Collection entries

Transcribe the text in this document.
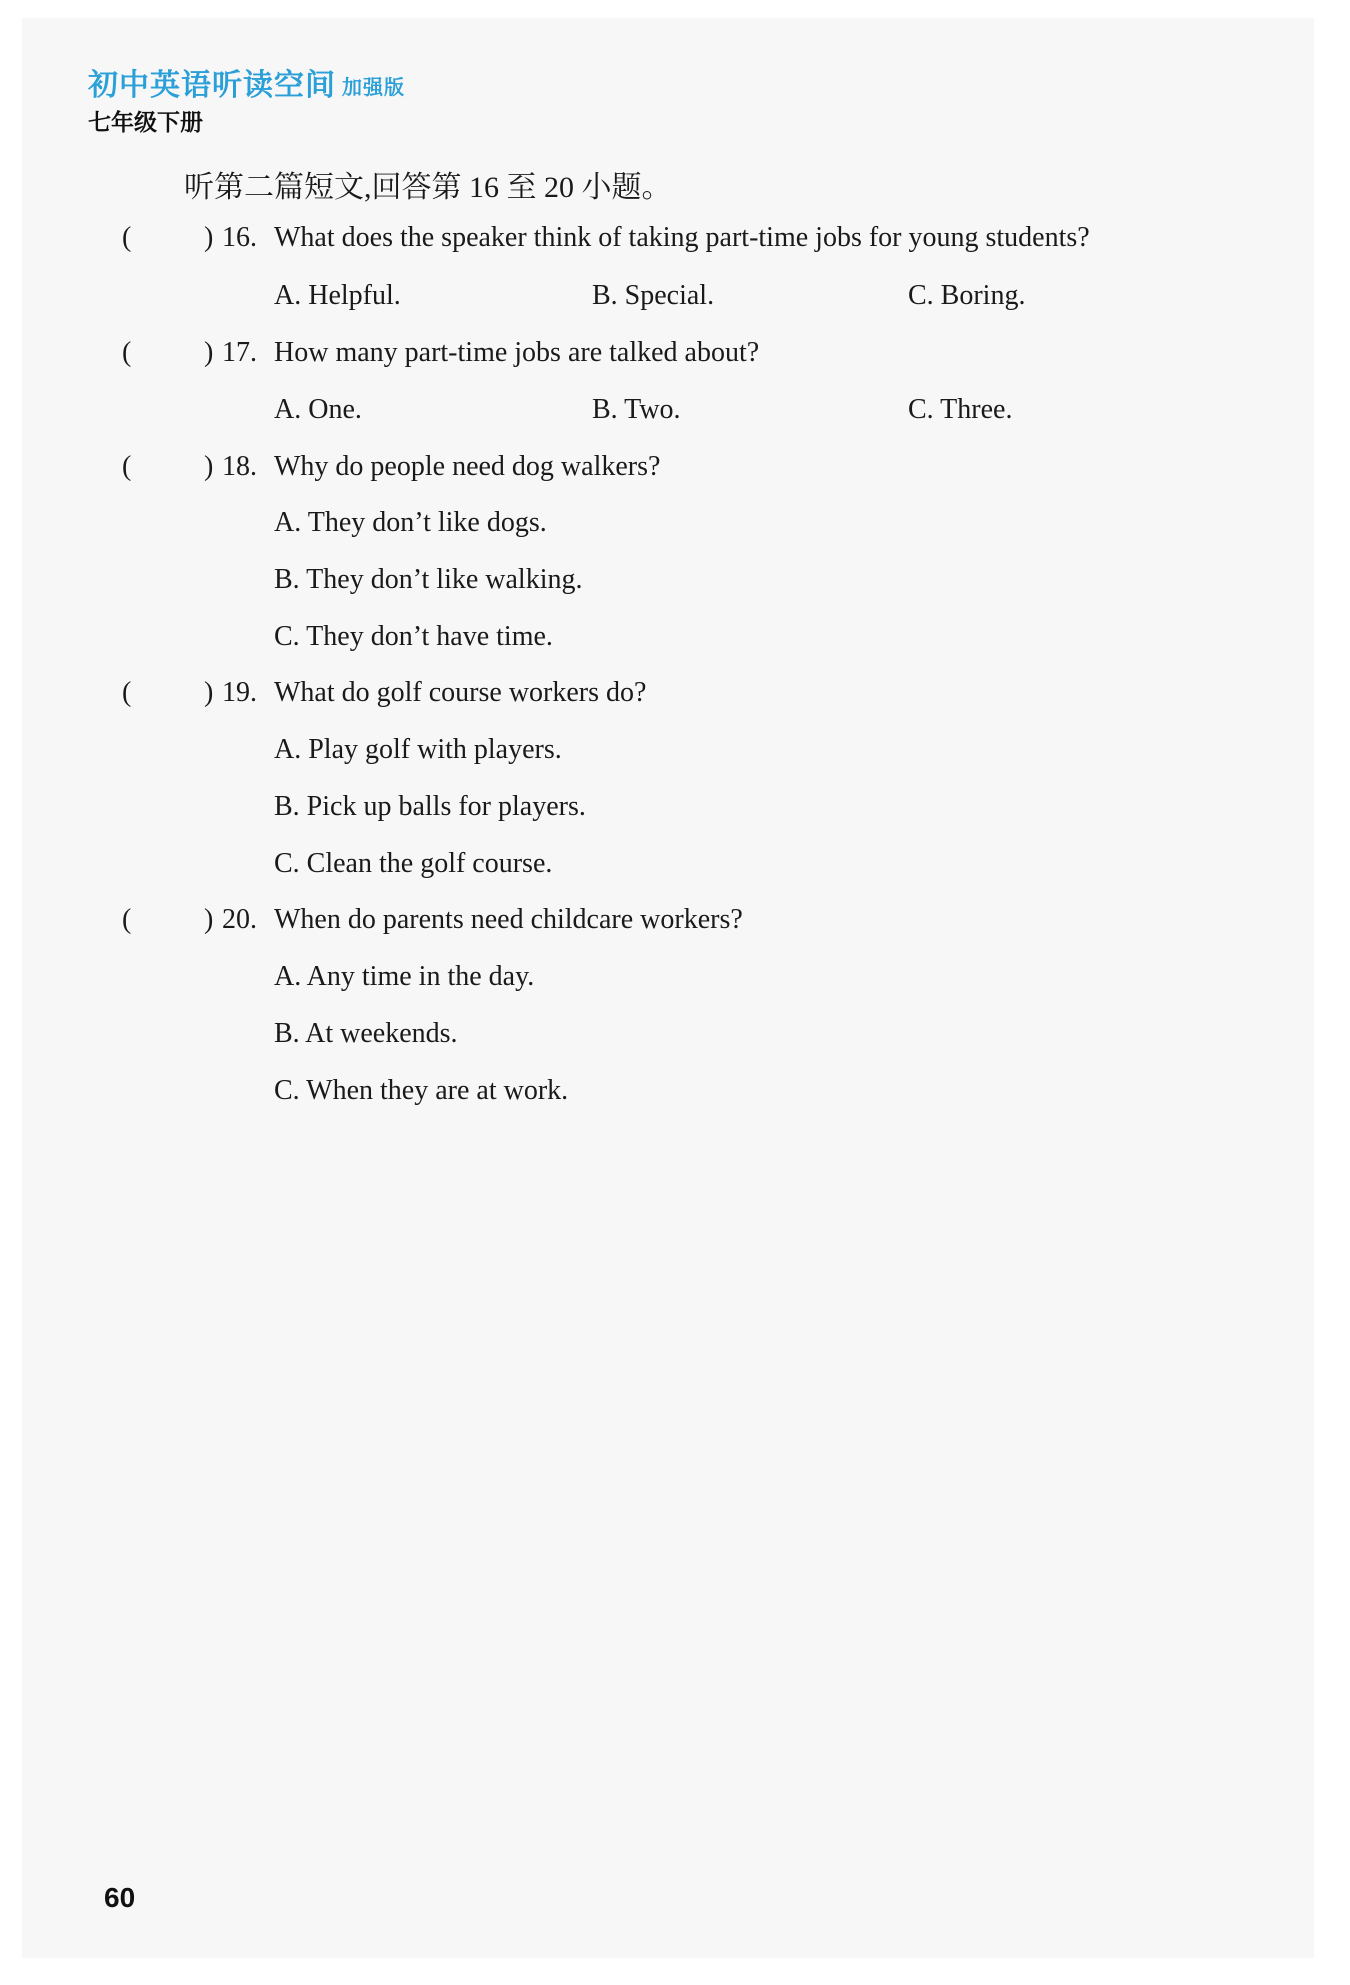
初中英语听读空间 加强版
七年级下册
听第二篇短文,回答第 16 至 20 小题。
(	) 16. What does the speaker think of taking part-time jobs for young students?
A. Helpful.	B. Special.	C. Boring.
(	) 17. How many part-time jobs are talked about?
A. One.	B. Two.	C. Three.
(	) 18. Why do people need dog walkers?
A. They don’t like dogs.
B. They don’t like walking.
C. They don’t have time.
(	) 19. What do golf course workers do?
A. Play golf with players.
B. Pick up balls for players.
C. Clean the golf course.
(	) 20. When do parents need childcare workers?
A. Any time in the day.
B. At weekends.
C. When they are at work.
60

• **What the task asks**:
Which lines in the records above contain the string "players"? Copy each one.

• **Answer for the task**:
A. Play golf with players.
B. Pick up balls for players.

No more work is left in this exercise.